### PROBLEM DESCRIPTION:
Could you transcribe every record below exactly as written, leaving out any pictures?

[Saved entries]
[Begin]

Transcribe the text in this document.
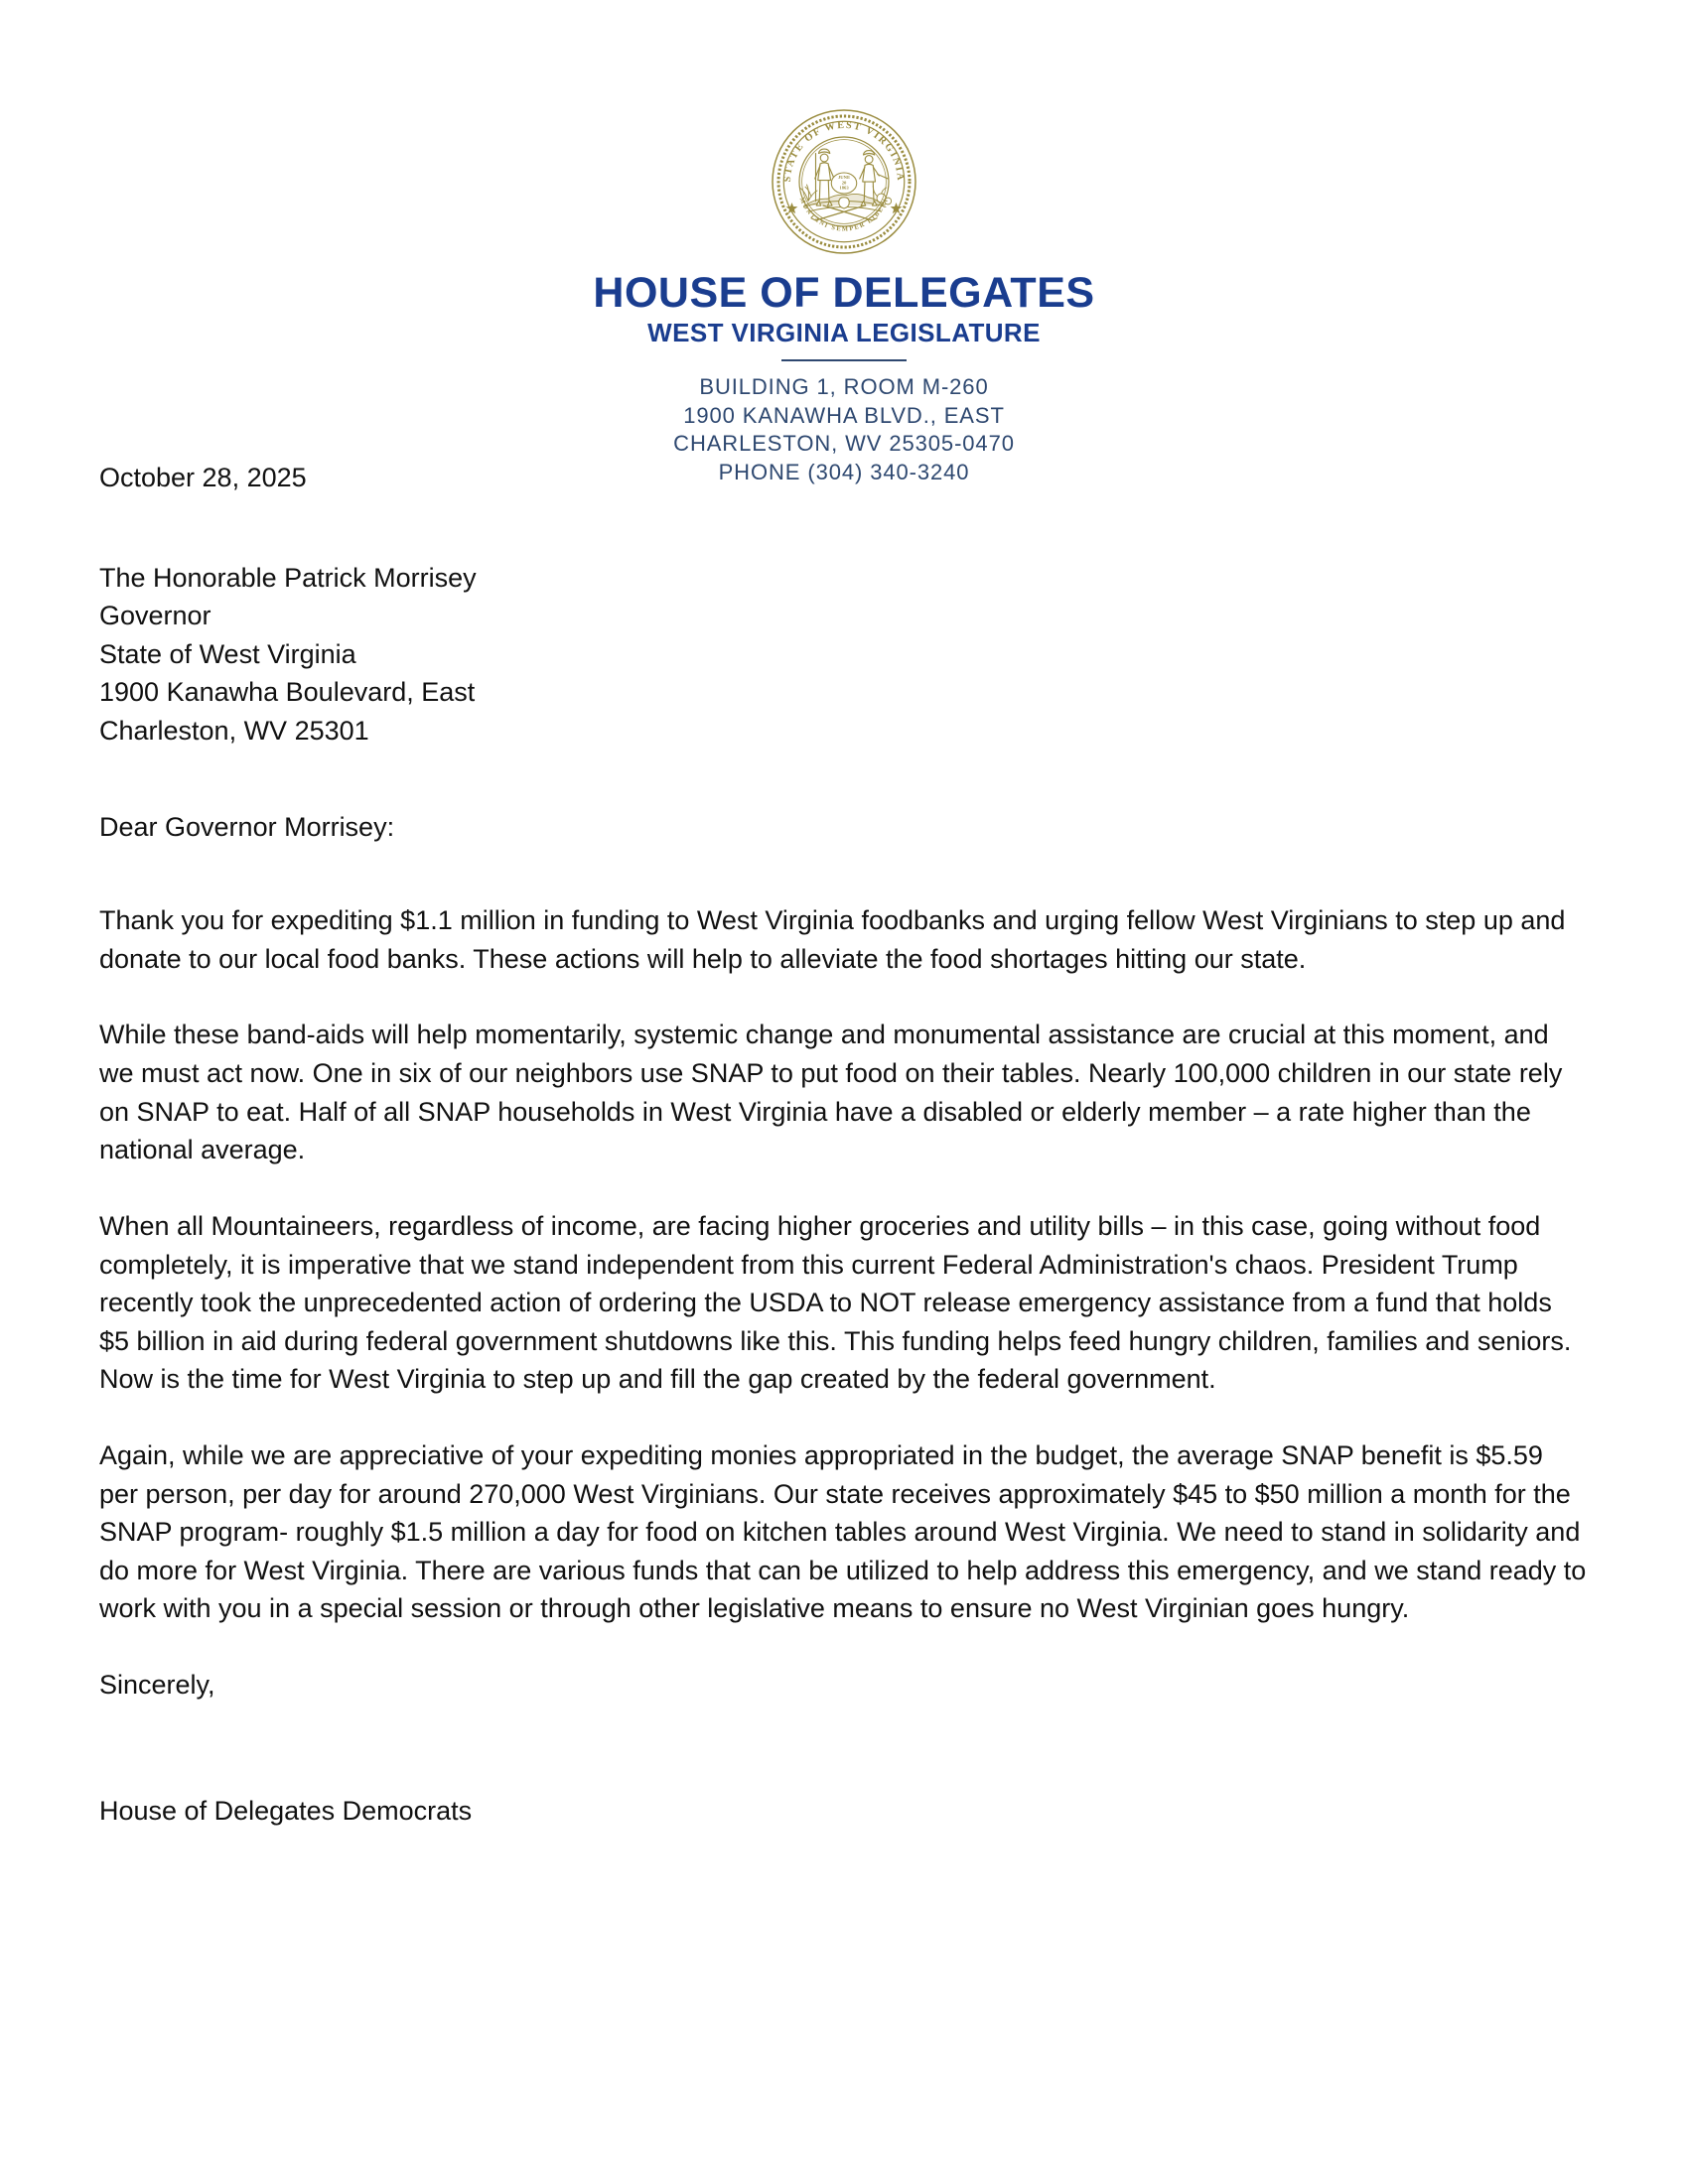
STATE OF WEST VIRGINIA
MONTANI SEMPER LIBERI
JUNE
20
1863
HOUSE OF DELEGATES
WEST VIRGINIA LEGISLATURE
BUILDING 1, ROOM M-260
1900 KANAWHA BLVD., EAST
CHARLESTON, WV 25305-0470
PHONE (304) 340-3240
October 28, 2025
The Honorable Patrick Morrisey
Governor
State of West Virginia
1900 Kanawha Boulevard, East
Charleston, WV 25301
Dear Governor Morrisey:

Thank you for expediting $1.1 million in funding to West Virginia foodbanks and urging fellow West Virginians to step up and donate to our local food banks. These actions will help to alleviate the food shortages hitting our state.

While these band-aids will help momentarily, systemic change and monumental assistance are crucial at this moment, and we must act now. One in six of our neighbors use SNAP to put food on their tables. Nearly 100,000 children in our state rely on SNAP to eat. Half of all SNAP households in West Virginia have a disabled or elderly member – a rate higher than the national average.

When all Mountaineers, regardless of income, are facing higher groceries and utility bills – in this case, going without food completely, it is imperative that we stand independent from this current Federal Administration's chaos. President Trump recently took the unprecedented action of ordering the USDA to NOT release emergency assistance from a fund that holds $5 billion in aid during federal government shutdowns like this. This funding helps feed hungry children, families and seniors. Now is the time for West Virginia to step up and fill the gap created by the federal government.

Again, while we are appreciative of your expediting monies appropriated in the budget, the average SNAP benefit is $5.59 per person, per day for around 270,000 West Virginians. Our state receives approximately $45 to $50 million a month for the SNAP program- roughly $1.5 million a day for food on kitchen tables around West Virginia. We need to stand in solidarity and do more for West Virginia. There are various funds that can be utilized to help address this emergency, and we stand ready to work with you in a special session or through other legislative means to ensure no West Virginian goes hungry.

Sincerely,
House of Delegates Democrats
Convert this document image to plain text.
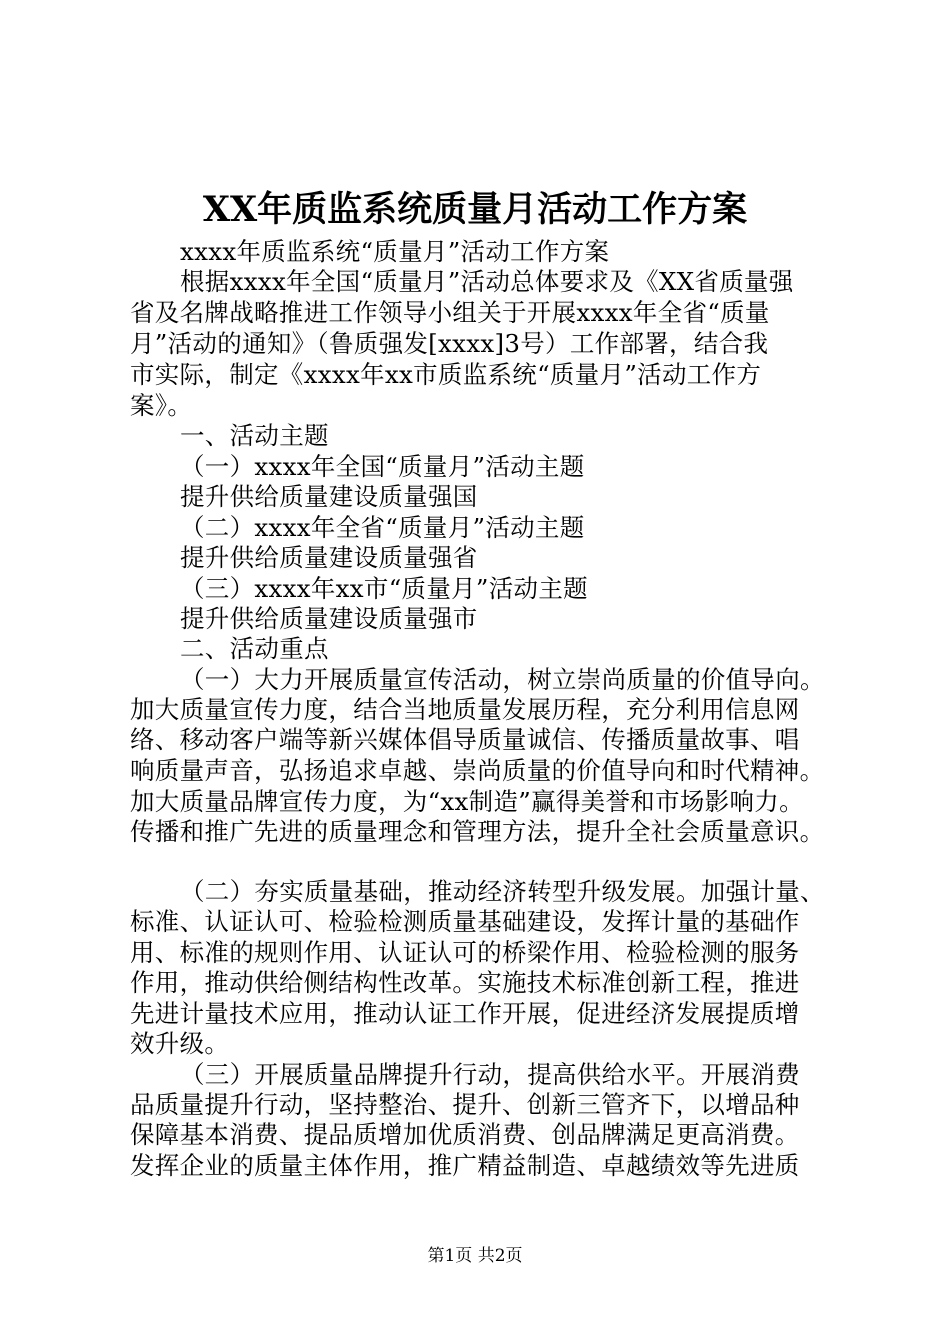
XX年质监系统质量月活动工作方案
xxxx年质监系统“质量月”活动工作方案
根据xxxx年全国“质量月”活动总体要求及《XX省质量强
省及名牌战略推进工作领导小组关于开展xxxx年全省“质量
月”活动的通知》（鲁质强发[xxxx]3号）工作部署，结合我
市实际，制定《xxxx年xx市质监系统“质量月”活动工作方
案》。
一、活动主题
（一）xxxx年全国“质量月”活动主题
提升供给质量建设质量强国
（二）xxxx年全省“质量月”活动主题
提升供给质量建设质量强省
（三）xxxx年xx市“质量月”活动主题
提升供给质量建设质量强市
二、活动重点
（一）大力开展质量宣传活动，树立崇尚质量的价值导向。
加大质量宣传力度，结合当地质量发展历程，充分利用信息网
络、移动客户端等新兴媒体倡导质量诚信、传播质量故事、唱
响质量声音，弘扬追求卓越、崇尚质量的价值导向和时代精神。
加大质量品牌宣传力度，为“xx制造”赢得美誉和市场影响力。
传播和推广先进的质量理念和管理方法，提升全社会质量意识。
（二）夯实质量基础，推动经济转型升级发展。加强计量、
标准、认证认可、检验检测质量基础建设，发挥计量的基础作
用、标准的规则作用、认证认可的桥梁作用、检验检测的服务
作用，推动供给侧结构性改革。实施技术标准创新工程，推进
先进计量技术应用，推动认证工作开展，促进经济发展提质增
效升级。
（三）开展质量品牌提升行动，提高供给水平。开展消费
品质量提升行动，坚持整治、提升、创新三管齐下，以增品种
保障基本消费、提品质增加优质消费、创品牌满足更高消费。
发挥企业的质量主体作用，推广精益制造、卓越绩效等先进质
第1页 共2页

[End]

### FINAL ANSWER:
Transcribe the text in this document.
STATE OF WEST VIRGINIA
MONTANI SEMPER LIBERI
JUNE
20
1863
HOUSE OF DELEGATES
WEST VIRGINIA LEGISLATURE
BUILDING 1, ROOM M-260
1900 KANAWHA BLVD., EAST
CHARLESTON, WV 25305-0470
PHONE (304) 340-3240
October 28, 2025
The Honorable Patrick Morrisey
Governor
State of West Virginia
1900 Kanawha Boulevard, East
Charleston, WV 25301
Dear Governor Morrisey:

Thank you for expediting $1.1 million in funding to West Virginia foodbanks and urging fellow West Virginians to step up and donate to our local food banks. These actions will help to alleviate the food shortages hitting our state.

While these band-aids will help momentarily, systemic change and monumental assistance are crucial at this moment, and we must act now. One in six of our neighbors use SNAP to put food on their tables. Nearly 100,000 children in our state rely on SNAP to eat. Half of all SNAP households in West Virginia have a disabled or elderly member – a rate higher than the national average.

When all Mountaineers, regardless of income, are facing higher groceries and utility bills – in this case, going without food completely, it is imperative that we stand independent from this current Federal Administration's chaos. President Trump recently took the unprecedented action of ordering the USDA to NOT release emergency assistance from a fund that holds $5 billion in aid during federal government shutdowns like this. This funding helps feed hungry children, families and seniors. Now is the time for West Virginia to step up and fill the gap created by the federal government.

Again, while we are appreciative of your expediting monies appropriated in the budget, the average SNAP benefit is $5.59 per person, per day for around 270,000 West Virginians. Our state receives approximately $45 to $50 million a month for the SNAP program- roughly $1.5 million a day for food on kitchen tables around West Virginia. We need to stand in solidarity and do more for West Virginia. There are various funds that can be utilized to help address this emergency, and we stand ready to work with you in a special session or through other legislative means to ensure no West Virginian goes hungry.

Sincerely,
House of Delegates Democrats
Convert this document image to plain text.
XX年质监系统质量月活动工作方案
xxxx年质监系统“质量月”活动工作方案
根据xxxx年全国“质量月”活动总体要求及《XX省质量强
省及名牌战略推进工作领导小组关于开展xxxx年全省“质量
月”活动的通知》（鲁质强发[xxxx]3号）工作部署，结合我
市实际，制定《xxxx年xx市质监系统“质量月”活动工作方
案》。
一、活动主题
（一）xxxx年全国“质量月”活动主题
提升供给质量建设质量强国
（二）xxxx年全省“质量月”活动主题
提升供给质量建设质量强省
（三）xxxx年xx市“质量月”活动主题
提升供给质量建设质量强市
二、活动重点
（一）大力开展质量宣传活动，树立崇尚质量的价值导向。
加大质量宣传力度，结合当地质量发展历程，充分利用信息网
络、移动客户端等新兴媒体倡导质量诚信、传播质量故事、唱
响质量声音，弘扬追求卓越、崇尚质量的价值导向和时代精神。
加大质量品牌宣传力度，为“xx制造”赢得美誉和市场影响力。
传播和推广先进的质量理念和管理方法，提升全社会质量意识。
（二）夯实质量基础，推动经济转型升级发展。加强计量、
标准、认证认可、检验检测质量基础建设，发挥计量的基础作
用、标准的规则作用、认证认可的桥梁作用、检验检测的服务
作用，推动供给侧结构性改革。实施技术标准创新工程，推进
先进计量技术应用，推动认证工作开展，促进经济发展提质增
效升级。
（三）开展质量品牌提升行动，提高供给水平。开展消费
品质量提升行动，坚持整治、提升、创新三管齐下，以增品种
保障基本消费、提品质增加优质消费、创品牌满足更高消费。
发挥企业的质量主体作用，推广精益制造、卓越绩效等先进质
第1页 共2页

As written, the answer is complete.